* DIRECTIONS: Exact repetition is required: output every record in full.

* GIVEN RECORDS:
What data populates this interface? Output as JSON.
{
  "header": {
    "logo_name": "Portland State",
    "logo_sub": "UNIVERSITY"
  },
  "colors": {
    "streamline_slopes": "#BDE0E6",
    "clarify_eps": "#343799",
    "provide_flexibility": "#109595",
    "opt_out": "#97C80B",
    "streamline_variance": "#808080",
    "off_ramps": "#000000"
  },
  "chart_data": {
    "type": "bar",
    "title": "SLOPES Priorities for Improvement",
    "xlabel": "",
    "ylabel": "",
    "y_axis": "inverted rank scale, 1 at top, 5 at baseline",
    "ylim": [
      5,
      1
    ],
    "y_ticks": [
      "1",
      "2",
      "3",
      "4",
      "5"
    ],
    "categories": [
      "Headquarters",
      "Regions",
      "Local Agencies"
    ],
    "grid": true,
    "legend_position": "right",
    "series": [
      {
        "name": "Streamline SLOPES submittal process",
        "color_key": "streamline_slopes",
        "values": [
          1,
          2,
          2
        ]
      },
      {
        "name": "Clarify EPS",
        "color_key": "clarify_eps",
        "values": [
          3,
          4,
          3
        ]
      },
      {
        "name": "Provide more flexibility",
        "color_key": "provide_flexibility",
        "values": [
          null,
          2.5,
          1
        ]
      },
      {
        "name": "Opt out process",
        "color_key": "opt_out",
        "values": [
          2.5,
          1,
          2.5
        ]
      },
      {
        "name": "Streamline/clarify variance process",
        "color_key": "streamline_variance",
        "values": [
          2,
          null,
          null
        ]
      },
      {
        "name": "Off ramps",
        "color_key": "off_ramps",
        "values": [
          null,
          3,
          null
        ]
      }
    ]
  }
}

* RESULT OF THE TASK:
What data populates this interface? Output as JSON.
{
  "header": {
    "logo_name": "Portland State",
    "logo_sub": "UNIVERSITY"
  },
  "colors": {
    "streamline_slopes": "#BDE0E6",
    "clarify_eps": "#343799",
    "provide_flexibility": "#109595",
    "opt_out": "#97C80B",
    "streamline_variance": "#808080",
    "off_ramps": "#000000"
  },
  "chart_data": {
    "type": "bar",
    "title": "SLOPES Priorities for Improvement",
    "xlabel": "",
    "ylabel": "",
    "y_axis": "inverted rank scale, 1 at top, 5 at baseline",
    "ylim": [
      5,
      1
    ],
    "y_ticks": [
      "1",
      "2",
      "3",
      "4",
      "5"
    ],
    "categories": [
      "Headquarters",
      "Regions",
      "Local Agencies"
    ],
    "grid": true,
    "legend_position": "right",
    "series": [
      {
        "name": "Streamline SLOPES submittal process",
        "color_key": "streamline_slopes",
        "values": [
          1,
          2,
          2
        ]
      },
      {
        "name": "Clarify EPS",
        "color_key": "clarify_eps",
        "values": [
          3,
          4,
          3
        ]
      },
      {
        "name": "Provide more flexibility",
        "color_key": "provide_flexibility",
        "values": [
          null,
          2.5,
          1
        ]
      },
      {
        "name": "Opt out process",
        "color_key": "opt_out",
        "values": [
          2.5,
          1,
          2.5
        ]
      },
      {
        "name": "Streamline/clarify variance process",
        "color_key": "streamline_variance",
        "values": [
          2,
          null,
          null
        ]
      },
      {
        "name": "Off ramps",
        "color_key": "off_ramps",
        "values": [
          null,
          3,
          null
        ]
      }
    ]
  }
}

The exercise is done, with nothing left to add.